BRIEF 1: Rewrite the absolute-value inequality thread from the words "This part is" through the words "negative $x_i$ ).", switching "previous answer" to "earlier reply".
BRIEF 2: Proceed with the absolute-value inequality thread, starting after its last sentence.

$$|x_1|+|x_2|+...+|x_n| \leq \sqrt{x_1^2+x_2^2+...+x_n^2}$$
This inequality is wrong has
$$\sqrt{x_1^2+x_2^2+...+x_n^2}\leq \sqrt{(x_1+x_2+...+x_n)^2}\leq|x_1+x_2+...+x_n|\leq |x_1|+|x_2|+...+|x_n|$$
But where in the process I got it wrong?
$$|x_1|+|x_2|+...+|x_n|=\sqrt{x_1^2}+\sqrt{x_2^2}+...+\sqrt{x_n^2}\leq \sqrt{x_1^2+x_2^2+...+x_n^2}$$
Try $x_i=1$.
You'll get $$n\leq\sqrt{n},$$ which is wrong for all $n>1$.
This part is not correct:
$$ \sqrt{x_1^2+x_2^2+...+x_n^2}\leq \sqrt{(x_1+x_2+...+x_n)^2}$$
Let $x_1 = 3, x_2 = -4$. Then $\sqrt{3^2 + (-4)^2} = 5 > 1 = \sqrt{(3 + (-4))^2}$
To complete the previous answer given we can note that: $ |x_1+x_2+...+x_n| = |x_1|+|x_2|+...+|x_n| \Leftrightarrow $ all the $x_i$ have the same sign.
Prove $(\Rightarrow)$:
1-We define $A= \sum_{\left \{ x_i : x_i \geq 0 \right \}}x_i $ (that means the sum of all the different positive or equal to zero $x_i$ ) and $B=\sum_{\left \{ x_i : x_i < 0 \right \}}x_i$ (that means the sum of all the different striclty negative $x_i$ ).

RECORDED DATA:
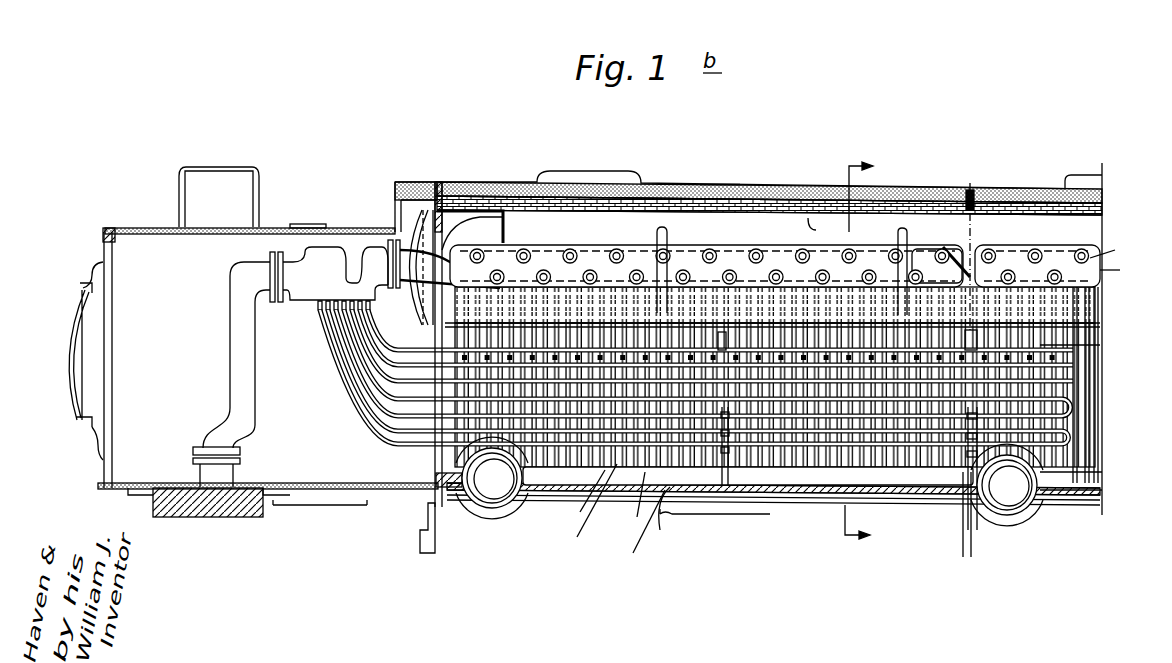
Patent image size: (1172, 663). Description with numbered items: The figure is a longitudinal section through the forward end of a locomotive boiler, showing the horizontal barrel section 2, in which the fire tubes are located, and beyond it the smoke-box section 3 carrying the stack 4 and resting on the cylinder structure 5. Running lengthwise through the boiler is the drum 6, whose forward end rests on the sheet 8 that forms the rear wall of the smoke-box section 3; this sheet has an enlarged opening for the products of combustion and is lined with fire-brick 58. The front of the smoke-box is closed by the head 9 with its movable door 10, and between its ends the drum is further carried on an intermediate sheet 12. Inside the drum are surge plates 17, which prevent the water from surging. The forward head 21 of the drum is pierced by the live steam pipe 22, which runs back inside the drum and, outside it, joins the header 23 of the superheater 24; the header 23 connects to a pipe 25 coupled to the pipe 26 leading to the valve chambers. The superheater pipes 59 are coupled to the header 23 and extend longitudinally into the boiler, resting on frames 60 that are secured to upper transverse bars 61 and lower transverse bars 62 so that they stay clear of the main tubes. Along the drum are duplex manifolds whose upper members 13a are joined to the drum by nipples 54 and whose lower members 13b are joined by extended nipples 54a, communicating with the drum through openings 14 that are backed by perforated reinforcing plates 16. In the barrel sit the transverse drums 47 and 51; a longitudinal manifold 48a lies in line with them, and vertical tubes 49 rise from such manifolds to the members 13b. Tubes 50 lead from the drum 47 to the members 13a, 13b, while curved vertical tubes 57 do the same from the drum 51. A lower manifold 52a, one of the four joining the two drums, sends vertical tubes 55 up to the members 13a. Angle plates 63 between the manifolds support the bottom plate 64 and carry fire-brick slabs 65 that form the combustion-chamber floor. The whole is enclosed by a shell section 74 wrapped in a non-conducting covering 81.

TASK OUTPUT 1:
This part is not correct:
$$ \sqrt{x_1^2+x_2^2+...+x_n^2}\leq \sqrt{(x_1+x_2+...+x_n)^2}$$
Let $x_1 = 3, x_2 = -4$. Then $\sqrt{3^2 + (-4)^2} = 5 > 1 = \sqrt{(3 + (-4))^2}$
To complete the earlier reply given we can note that: $ |x_1+x_2+...+x_n| = |x_1|+|x_2|+...+|x_n| \Leftrightarrow $ all the $x_i$ have the same sign.
Prove $(\Rightarrow)$:
1-We define $A= \sum_{\left \{ x_i : x_i \geq 0 \right \}}x_i $ (that means the sum of all the different positive or equal to zero $x_i$ ) and $B=\sum_{\left \{ x_i : x_i < 0 \right \}}x_i$ (that means the sum of all the different striclty negative $x_i$ ).

TASK OUTPUT 2:
2-Now we can writte by hypothesis $|A+B| = |A|+|B| = A +|B| $. On an other side we can note that $A+B=A-|B|$ (because $B$ is necessarily negative) hence we have.
3-So we have $A +|B|=|A+B|=|A-|B|| \Rightarrow (A +|B|)^2-(|A+B|)^2=0$ and $(A +|B|)^2-(|A+B|)^2=4AB$, thus $4AB=0$ and so or $A=0, B \neq 0$ in such a case it means that the sum $x_1+x_2+...+x_n$ is a sum of only negative numbers. Or $A \neq 0, B = 0$ in such a case it means that the sum $x_1+x_2+...+x_n$ is a sum of only positive numbers. And the case $A=0=B$ is a trivial case.
Prove $(\Leftarrow)$: trivial
Q.E.D.